** STATED PROBLEM **
Collect all lines containing the word "utilization" from the data.
** Start RECORDS FOR THIS TASK **
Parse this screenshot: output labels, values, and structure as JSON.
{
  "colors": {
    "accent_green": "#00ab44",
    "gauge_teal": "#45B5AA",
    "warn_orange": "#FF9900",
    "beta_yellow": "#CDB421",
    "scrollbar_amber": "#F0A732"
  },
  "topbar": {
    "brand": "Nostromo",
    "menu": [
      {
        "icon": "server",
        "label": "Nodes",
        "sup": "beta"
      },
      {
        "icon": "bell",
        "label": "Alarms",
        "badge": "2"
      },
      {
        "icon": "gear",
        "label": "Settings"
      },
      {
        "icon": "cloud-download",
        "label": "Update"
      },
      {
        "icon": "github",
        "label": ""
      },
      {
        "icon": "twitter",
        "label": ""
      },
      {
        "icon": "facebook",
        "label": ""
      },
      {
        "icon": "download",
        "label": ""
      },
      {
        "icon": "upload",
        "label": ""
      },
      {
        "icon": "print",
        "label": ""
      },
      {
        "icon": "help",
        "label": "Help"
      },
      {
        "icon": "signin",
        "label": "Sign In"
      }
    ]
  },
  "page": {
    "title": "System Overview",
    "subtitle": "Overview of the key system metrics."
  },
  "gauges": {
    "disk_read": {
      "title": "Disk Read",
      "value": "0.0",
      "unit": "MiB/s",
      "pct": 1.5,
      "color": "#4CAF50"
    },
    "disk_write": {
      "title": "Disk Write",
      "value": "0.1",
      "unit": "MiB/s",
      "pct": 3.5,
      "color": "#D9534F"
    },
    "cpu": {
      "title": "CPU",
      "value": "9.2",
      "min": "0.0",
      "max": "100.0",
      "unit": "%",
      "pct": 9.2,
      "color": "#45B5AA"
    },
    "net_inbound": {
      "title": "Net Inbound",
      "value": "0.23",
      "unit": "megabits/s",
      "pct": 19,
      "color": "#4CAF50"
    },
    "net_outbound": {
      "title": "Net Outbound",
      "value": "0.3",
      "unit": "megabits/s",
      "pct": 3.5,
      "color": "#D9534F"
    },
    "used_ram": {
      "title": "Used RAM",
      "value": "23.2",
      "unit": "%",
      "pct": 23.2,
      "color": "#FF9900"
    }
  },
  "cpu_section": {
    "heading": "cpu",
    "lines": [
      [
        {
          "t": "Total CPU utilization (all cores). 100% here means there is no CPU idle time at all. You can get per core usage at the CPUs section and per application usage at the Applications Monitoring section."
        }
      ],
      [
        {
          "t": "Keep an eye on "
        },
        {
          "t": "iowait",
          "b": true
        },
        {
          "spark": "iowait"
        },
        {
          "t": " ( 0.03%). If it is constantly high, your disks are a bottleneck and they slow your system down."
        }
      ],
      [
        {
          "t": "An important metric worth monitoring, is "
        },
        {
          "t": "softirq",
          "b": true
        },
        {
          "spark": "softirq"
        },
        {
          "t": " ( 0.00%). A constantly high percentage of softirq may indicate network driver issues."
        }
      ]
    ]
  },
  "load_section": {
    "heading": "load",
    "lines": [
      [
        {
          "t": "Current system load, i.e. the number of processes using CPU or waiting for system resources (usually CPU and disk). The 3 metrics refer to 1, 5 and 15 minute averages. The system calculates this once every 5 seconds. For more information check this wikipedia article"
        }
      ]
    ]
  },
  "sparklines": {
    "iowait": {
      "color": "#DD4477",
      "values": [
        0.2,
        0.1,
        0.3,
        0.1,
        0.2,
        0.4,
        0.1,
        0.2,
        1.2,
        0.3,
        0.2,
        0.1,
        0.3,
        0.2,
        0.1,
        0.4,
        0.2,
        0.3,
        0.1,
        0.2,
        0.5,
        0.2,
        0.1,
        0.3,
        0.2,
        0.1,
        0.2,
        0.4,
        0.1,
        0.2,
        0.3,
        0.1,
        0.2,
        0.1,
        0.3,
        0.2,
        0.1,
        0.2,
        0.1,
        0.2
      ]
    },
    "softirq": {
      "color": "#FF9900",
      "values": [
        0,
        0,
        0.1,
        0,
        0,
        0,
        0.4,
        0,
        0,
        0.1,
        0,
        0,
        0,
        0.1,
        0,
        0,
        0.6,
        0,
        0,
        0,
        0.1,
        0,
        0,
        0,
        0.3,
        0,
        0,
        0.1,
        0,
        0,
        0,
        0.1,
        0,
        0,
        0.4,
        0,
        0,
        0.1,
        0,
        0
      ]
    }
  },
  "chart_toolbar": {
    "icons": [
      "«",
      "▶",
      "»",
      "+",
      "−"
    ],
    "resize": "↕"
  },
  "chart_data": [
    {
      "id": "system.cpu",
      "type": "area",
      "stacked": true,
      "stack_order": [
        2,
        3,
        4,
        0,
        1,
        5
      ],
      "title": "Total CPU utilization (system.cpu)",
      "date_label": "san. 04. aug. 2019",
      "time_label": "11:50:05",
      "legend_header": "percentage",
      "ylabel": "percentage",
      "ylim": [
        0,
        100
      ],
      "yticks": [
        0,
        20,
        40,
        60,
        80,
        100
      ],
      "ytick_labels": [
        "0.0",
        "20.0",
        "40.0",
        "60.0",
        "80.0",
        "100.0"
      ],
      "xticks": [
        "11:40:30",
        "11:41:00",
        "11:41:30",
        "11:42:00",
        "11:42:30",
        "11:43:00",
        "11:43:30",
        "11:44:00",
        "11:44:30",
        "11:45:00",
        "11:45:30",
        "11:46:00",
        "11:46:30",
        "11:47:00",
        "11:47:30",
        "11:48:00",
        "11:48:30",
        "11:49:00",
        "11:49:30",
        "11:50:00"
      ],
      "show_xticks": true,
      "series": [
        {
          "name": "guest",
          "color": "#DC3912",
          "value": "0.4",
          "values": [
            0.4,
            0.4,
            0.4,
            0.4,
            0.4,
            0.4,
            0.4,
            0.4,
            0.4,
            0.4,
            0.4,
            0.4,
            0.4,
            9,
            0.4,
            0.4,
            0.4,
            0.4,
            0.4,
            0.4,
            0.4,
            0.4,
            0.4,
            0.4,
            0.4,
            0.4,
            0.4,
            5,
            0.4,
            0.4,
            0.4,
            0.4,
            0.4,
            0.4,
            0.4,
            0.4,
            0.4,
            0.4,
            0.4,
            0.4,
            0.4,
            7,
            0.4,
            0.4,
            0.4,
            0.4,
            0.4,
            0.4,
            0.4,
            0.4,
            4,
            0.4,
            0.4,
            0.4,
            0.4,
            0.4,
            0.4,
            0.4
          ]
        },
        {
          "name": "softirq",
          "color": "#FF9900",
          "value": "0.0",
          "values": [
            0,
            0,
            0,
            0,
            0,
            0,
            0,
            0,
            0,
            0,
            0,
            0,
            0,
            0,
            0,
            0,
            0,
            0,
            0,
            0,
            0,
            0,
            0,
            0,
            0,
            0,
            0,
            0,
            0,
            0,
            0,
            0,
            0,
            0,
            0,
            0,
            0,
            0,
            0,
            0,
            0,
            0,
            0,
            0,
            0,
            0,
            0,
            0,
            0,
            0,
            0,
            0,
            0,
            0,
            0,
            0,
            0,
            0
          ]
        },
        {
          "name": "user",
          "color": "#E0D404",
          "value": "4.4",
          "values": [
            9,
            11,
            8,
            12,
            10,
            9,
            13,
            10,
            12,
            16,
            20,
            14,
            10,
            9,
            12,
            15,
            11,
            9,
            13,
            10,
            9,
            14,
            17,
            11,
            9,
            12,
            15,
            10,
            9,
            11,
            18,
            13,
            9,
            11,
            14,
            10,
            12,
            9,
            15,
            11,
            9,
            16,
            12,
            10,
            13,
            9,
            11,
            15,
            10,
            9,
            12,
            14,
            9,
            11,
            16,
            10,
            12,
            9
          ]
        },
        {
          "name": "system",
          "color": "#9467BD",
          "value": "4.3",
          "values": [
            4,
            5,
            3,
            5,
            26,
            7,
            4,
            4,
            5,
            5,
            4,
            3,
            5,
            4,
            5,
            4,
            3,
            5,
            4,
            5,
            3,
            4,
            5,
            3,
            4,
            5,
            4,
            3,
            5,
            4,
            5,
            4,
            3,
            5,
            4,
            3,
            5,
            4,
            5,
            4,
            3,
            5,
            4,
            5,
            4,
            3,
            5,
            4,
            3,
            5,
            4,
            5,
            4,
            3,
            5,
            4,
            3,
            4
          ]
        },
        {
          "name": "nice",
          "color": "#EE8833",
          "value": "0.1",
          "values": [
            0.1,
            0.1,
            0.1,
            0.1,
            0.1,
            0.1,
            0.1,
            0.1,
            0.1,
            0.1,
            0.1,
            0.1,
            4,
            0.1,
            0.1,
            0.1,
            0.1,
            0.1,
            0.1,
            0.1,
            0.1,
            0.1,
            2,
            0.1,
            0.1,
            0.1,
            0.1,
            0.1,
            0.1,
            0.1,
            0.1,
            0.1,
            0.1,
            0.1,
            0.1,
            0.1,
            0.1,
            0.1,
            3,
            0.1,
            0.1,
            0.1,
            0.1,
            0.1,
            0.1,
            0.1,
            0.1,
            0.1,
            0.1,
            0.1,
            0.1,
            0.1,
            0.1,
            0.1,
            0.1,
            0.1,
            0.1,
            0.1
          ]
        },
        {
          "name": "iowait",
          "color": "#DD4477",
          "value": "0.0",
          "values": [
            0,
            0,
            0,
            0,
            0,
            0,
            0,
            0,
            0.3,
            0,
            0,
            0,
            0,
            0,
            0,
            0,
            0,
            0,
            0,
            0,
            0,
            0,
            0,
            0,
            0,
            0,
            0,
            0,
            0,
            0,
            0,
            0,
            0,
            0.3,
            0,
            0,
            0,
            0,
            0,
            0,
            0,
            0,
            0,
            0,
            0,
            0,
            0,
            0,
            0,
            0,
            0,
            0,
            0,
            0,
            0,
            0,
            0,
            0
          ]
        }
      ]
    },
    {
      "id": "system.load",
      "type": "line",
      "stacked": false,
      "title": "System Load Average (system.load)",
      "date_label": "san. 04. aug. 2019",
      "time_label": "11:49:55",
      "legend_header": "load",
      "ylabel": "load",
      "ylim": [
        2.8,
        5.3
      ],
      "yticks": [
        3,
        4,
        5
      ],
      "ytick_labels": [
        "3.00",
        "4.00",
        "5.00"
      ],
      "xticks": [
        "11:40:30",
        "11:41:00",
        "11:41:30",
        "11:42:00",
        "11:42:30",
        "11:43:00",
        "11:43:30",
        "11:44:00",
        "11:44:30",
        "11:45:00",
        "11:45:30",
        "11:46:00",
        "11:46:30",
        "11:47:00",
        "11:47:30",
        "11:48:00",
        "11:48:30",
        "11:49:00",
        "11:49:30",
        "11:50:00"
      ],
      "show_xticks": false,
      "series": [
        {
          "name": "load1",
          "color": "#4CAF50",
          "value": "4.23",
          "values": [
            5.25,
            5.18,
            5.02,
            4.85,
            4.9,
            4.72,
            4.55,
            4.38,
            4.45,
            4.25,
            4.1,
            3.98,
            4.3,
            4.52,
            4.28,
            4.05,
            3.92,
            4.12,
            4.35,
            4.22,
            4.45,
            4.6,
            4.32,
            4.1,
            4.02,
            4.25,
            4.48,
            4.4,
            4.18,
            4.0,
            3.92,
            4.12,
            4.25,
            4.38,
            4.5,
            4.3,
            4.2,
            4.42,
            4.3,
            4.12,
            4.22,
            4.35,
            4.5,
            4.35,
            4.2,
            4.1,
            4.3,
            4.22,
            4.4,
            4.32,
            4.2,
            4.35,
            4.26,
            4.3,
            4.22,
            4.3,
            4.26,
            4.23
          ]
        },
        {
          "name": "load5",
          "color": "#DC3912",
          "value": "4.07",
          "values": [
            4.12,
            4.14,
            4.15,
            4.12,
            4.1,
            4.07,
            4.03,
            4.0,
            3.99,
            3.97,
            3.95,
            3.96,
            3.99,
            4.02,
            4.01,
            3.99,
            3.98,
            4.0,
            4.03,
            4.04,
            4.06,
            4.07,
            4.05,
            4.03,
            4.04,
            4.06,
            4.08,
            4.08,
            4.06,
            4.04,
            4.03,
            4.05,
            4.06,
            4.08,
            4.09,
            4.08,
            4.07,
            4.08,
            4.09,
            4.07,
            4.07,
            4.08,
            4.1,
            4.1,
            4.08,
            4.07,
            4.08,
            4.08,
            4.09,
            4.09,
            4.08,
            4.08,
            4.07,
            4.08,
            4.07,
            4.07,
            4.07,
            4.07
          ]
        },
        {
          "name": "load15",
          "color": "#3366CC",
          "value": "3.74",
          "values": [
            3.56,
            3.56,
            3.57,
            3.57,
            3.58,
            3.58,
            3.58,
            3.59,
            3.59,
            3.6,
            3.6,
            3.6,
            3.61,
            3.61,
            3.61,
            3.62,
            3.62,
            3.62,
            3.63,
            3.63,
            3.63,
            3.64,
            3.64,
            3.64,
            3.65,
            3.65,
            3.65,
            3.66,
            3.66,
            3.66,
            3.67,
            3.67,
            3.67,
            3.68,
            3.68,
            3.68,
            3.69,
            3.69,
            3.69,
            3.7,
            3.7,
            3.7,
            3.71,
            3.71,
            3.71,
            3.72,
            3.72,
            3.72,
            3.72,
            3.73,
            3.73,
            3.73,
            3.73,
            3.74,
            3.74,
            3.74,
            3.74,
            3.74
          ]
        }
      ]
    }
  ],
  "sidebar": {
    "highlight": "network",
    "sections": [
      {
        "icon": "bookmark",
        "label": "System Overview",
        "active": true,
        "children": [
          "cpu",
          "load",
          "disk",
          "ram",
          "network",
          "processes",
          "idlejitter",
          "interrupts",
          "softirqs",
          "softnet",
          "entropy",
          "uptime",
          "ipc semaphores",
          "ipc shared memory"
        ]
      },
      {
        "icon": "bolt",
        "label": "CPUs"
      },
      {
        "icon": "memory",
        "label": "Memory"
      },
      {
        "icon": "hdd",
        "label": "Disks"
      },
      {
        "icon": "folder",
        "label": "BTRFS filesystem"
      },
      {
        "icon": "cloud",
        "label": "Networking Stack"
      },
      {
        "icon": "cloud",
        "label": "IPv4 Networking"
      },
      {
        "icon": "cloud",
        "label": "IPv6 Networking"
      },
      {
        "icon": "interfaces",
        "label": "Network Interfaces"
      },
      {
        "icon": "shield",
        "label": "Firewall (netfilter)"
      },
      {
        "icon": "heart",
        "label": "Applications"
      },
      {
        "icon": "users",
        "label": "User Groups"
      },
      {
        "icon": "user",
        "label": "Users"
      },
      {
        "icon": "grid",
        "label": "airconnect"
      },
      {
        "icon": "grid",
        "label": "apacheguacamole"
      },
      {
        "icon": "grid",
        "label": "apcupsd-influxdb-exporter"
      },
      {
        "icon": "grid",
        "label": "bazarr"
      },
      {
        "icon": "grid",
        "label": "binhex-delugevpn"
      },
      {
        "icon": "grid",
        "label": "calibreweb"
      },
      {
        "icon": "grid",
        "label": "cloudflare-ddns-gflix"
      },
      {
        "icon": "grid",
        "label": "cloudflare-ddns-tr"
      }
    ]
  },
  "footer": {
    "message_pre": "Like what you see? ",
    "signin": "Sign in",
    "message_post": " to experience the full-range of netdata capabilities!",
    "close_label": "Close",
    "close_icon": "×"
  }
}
** End RECORDS FOR THIS TASK **
** OUTPUT FOR THIS EXERCISE **
          "t": "Total CPU utilization (all cores). 100% here means there is no CPU idle time at all. You can get per core usage at the CPUs section and per application usage at the Applications Monitoring section."
      "title": "Total CPU utilization (system.cpu)",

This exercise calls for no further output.